SET PROBLEM ->
What number of lines hold the word "OANDA"? State that number and nothing besides.

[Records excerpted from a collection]
::::
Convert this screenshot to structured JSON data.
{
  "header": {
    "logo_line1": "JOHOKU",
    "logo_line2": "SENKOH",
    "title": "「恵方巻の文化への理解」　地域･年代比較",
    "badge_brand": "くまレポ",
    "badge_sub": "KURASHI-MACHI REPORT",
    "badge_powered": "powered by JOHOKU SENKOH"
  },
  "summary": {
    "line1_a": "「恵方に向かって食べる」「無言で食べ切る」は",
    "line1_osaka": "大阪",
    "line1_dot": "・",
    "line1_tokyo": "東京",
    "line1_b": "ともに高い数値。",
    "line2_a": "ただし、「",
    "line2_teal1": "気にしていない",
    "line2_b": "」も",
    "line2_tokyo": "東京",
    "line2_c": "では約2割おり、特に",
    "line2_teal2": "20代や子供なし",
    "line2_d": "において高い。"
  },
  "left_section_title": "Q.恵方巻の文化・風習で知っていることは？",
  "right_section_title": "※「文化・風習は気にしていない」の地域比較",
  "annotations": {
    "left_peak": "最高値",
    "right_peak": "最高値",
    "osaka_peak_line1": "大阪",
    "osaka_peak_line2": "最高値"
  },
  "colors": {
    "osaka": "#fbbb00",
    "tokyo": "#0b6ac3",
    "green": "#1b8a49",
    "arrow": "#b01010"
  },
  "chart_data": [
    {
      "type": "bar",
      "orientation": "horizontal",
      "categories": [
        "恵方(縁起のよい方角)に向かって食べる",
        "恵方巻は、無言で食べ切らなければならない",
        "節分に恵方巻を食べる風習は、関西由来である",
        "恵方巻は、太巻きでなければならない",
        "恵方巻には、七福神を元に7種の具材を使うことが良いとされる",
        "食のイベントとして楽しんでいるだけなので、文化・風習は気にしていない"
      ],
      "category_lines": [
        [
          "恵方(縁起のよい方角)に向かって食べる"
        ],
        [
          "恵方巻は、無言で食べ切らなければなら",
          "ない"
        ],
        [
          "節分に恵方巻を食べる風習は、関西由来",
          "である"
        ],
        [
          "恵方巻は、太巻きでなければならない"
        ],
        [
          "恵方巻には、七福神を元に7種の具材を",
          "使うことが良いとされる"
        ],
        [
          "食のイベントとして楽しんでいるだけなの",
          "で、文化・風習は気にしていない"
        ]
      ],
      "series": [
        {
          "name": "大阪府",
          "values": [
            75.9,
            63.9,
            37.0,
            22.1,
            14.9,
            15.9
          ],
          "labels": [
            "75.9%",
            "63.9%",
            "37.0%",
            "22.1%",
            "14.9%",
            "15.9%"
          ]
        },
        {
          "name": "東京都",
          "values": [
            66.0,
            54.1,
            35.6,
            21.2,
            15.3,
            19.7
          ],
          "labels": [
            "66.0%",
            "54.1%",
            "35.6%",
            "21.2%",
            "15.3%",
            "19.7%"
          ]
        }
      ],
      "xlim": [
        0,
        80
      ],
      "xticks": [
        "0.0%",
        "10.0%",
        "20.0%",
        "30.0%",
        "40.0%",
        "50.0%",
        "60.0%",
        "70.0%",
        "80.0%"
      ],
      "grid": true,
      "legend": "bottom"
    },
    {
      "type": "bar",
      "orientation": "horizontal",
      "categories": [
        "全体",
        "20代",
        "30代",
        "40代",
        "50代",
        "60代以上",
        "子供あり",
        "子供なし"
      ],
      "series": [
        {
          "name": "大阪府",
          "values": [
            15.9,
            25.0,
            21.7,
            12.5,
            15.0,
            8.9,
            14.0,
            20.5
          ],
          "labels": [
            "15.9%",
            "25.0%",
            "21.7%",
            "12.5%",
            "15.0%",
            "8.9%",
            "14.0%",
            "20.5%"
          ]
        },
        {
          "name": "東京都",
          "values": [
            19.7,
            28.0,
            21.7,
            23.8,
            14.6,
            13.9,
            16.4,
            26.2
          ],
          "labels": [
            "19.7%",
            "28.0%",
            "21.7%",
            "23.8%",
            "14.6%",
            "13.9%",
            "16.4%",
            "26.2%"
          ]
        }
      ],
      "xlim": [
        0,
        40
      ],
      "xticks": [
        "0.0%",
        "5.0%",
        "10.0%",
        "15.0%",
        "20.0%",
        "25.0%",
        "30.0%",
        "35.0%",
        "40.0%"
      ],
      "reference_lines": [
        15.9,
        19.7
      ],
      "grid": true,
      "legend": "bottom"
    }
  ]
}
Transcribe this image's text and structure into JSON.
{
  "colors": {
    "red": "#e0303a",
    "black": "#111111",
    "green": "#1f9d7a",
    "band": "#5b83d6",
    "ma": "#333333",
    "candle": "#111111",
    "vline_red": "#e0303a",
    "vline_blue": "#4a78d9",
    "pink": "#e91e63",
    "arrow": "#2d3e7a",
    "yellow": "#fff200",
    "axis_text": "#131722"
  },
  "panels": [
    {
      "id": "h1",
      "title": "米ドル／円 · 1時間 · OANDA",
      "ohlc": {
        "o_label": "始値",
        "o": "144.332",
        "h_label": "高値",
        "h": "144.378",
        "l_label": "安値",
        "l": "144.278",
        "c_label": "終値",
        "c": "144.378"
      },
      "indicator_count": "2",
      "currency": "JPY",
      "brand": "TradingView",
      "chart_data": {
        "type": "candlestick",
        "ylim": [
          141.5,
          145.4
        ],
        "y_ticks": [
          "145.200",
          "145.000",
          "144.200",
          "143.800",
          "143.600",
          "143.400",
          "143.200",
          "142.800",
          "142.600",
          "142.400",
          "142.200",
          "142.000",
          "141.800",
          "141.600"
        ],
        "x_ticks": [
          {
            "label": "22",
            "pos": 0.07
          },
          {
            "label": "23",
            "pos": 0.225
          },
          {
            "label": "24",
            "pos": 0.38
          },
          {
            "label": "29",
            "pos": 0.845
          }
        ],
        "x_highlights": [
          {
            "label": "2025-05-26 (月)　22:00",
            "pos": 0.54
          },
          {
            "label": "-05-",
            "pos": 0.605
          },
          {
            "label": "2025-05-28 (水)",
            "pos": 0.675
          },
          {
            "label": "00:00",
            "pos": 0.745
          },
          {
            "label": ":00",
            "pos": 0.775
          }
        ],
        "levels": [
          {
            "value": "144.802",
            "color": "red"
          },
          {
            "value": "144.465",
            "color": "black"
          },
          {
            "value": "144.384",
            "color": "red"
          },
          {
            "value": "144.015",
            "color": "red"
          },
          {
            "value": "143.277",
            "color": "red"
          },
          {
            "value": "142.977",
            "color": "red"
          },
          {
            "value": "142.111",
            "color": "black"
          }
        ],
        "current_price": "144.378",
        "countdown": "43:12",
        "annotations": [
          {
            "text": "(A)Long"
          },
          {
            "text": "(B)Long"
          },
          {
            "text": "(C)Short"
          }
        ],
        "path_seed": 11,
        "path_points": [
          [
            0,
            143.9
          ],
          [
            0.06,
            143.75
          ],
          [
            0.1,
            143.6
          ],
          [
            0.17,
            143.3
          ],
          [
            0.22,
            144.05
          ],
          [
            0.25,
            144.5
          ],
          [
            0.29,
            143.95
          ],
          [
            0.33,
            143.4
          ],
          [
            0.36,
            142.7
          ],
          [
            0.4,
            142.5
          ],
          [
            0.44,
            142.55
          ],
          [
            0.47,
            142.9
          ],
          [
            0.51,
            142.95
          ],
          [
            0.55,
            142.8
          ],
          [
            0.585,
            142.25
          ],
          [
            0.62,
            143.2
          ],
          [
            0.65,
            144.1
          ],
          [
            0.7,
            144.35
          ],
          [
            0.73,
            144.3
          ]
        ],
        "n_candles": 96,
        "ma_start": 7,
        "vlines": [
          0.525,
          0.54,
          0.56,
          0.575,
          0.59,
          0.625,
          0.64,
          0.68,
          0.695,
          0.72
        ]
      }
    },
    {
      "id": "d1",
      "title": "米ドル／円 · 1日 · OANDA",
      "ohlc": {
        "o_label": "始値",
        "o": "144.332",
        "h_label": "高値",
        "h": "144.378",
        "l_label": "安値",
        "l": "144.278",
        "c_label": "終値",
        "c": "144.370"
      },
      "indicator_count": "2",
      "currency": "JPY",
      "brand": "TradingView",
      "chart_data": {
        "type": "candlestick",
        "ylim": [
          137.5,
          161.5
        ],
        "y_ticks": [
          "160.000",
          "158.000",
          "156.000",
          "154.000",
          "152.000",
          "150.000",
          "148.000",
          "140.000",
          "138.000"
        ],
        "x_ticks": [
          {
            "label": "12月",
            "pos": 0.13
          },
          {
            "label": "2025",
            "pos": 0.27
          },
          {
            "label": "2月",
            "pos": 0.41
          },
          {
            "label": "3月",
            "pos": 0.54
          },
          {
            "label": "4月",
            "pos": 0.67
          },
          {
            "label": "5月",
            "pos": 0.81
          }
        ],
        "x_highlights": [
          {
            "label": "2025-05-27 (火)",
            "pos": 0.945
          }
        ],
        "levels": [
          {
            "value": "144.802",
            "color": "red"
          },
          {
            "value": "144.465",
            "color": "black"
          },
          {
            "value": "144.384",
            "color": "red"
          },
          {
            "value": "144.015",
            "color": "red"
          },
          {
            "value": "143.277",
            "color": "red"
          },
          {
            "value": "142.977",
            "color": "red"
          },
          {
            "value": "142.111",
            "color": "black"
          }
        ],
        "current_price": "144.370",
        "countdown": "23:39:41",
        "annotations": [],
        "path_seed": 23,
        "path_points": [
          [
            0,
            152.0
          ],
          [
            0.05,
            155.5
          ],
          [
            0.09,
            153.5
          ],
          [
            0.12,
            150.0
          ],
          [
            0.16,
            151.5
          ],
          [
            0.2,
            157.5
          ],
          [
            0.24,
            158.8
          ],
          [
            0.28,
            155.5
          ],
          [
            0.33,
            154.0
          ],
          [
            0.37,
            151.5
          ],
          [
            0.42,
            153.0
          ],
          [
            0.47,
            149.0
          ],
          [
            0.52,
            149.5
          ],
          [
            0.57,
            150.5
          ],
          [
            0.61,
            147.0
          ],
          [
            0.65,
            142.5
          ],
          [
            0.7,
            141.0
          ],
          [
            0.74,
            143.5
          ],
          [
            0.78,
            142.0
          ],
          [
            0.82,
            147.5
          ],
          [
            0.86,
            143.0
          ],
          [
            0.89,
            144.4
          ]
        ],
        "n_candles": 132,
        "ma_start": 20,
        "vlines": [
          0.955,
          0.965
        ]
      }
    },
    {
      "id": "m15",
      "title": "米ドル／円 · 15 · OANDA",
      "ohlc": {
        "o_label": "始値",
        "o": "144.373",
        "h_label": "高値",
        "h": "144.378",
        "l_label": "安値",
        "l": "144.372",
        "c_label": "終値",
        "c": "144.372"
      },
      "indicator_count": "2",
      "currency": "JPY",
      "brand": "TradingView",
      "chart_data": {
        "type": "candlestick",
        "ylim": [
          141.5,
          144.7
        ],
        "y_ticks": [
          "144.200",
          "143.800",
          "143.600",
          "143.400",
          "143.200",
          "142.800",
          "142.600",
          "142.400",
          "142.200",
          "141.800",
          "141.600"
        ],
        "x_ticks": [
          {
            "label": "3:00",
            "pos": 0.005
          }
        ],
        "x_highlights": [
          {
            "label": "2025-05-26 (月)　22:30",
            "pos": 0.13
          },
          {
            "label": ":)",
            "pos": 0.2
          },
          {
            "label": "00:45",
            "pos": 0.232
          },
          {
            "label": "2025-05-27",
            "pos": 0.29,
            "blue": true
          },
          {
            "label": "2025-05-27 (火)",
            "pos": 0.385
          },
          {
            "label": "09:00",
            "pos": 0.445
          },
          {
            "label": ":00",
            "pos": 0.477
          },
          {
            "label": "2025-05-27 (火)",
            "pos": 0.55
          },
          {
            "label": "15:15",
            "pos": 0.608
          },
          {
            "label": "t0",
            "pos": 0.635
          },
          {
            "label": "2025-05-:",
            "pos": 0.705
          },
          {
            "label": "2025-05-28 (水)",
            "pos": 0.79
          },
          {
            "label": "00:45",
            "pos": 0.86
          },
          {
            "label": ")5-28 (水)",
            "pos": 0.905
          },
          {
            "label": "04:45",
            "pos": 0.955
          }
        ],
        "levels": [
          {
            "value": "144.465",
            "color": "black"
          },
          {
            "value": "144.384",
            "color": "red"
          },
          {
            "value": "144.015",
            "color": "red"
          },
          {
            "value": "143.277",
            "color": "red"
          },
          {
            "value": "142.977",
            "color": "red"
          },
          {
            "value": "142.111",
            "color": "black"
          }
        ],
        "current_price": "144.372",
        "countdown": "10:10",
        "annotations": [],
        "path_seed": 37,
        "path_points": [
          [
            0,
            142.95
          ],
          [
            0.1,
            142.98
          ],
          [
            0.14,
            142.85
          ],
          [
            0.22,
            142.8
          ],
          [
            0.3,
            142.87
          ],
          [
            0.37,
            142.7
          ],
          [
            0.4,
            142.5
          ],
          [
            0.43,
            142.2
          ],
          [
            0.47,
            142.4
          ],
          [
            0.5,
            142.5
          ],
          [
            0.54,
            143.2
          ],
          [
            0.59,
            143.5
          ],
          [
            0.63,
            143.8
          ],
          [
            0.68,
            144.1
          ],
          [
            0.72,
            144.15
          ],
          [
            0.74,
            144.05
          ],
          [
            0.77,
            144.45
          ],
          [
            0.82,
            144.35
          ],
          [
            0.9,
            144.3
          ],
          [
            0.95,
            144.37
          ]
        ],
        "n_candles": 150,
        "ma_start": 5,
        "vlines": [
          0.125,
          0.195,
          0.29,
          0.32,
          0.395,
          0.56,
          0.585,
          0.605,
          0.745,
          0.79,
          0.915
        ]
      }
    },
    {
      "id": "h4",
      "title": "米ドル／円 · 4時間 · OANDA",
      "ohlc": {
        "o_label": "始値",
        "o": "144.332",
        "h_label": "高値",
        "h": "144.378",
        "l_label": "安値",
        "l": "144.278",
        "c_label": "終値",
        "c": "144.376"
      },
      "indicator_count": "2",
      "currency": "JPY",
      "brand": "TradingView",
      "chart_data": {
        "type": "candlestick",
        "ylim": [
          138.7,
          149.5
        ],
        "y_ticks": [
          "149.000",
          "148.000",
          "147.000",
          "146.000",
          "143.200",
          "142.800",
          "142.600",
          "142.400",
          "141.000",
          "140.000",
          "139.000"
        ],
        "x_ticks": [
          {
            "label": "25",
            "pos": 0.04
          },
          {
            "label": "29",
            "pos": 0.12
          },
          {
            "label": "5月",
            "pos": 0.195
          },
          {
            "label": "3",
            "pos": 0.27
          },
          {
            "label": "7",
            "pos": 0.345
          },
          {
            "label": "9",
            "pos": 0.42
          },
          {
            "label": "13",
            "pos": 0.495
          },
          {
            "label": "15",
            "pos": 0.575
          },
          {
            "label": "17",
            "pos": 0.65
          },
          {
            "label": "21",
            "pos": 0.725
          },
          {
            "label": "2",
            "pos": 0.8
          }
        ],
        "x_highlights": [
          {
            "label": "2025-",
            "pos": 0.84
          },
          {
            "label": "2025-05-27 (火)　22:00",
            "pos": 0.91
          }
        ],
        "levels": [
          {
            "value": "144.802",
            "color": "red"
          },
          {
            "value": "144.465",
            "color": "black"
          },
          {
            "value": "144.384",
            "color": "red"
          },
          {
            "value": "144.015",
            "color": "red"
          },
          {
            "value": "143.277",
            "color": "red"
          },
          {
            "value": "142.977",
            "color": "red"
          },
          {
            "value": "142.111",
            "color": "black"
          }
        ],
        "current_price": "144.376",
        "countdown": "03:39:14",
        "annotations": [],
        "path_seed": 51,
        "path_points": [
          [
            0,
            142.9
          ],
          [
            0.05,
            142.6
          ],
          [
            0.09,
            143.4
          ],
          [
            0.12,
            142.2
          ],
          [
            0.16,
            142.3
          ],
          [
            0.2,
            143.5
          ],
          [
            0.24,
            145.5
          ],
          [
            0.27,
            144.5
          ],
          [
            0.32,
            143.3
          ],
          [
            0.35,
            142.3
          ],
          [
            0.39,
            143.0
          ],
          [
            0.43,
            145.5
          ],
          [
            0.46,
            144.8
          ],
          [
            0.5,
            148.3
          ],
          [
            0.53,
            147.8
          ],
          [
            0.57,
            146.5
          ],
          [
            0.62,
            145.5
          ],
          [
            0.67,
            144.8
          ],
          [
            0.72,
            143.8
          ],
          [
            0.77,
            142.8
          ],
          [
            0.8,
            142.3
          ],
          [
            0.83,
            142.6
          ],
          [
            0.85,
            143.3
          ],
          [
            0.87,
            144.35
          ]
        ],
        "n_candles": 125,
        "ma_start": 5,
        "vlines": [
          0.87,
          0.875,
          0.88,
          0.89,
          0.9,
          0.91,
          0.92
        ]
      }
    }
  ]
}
::::
FINISHED EXERCISE ->
4